Extracted data entries:
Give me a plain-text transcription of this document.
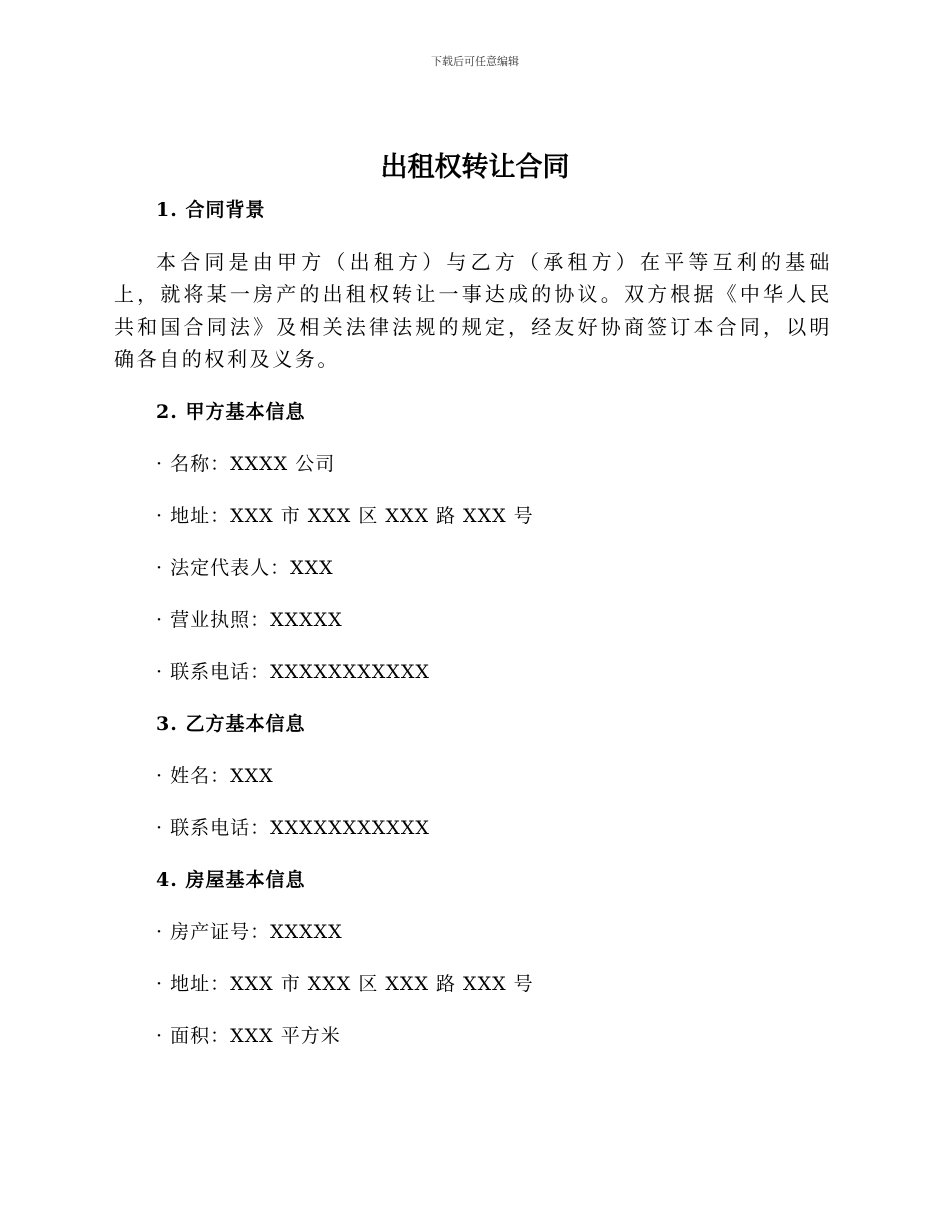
下载后可任意编辑
出租权转让合同

1. 合同背景

本合同是由甲方（出租方）与乙方（承租方）在平等互利的基础上，就将某一房产的出租权转让一事达成的协议。双方根据《中华人民共和国合同法》及相关法律法规的规定，经友好协商签订本合同，以明确各自的权利及义务。

2. 甲方基本信息

· 名称：XXXX 公司

· 地址：XXX 市 XXX 区 XXX 路 XXX 号

· 法定代表人：XXX

· 营业执照：XXXXX

· 联系电话：XXXXXXXXXXX

3. 乙方基本信息

· 姓名：XXX

· 联系电话：XXXXXXXXXXX

4. 房屋基本信息

· 房产证号：XXXXX

· 地址：XXX 市 XXX 区 XXX 路 XXX 号

· 面积：XXX 平方米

What to produce:
Write out every line above exactly as it is, leaving out the pictures.

Solution to the problem:
Give me a plain-text transcription of this document.
下载后可任意编辑
出租权转让合同

1. 合同背景

本合同是由甲方（出租方）与乙方（承租方）在平等互利的基础上，就将某一房产的出租权转让一事达成的协议。双方根据《中华人民共和国合同法》及相关法律法规的规定，经友好协商签订本合同，以明确各自的权利及义务。

2. 甲方基本信息

· 名称：XXXX 公司

· 地址：XXX 市 XXX 区 XXX 路 XXX 号

· 法定代表人：XXX

· 营业执照：XXXXX

· 联系电话：XXXXXXXXXXX

3. 乙方基本信息

· 姓名：XXX

· 联系电话：XXXXXXXXXXX

4. 房屋基本信息

· 房产证号：XXXXX

· 地址：XXX 市 XXX 区 XXX 路 XXX 号

· 面积：XXX 平方米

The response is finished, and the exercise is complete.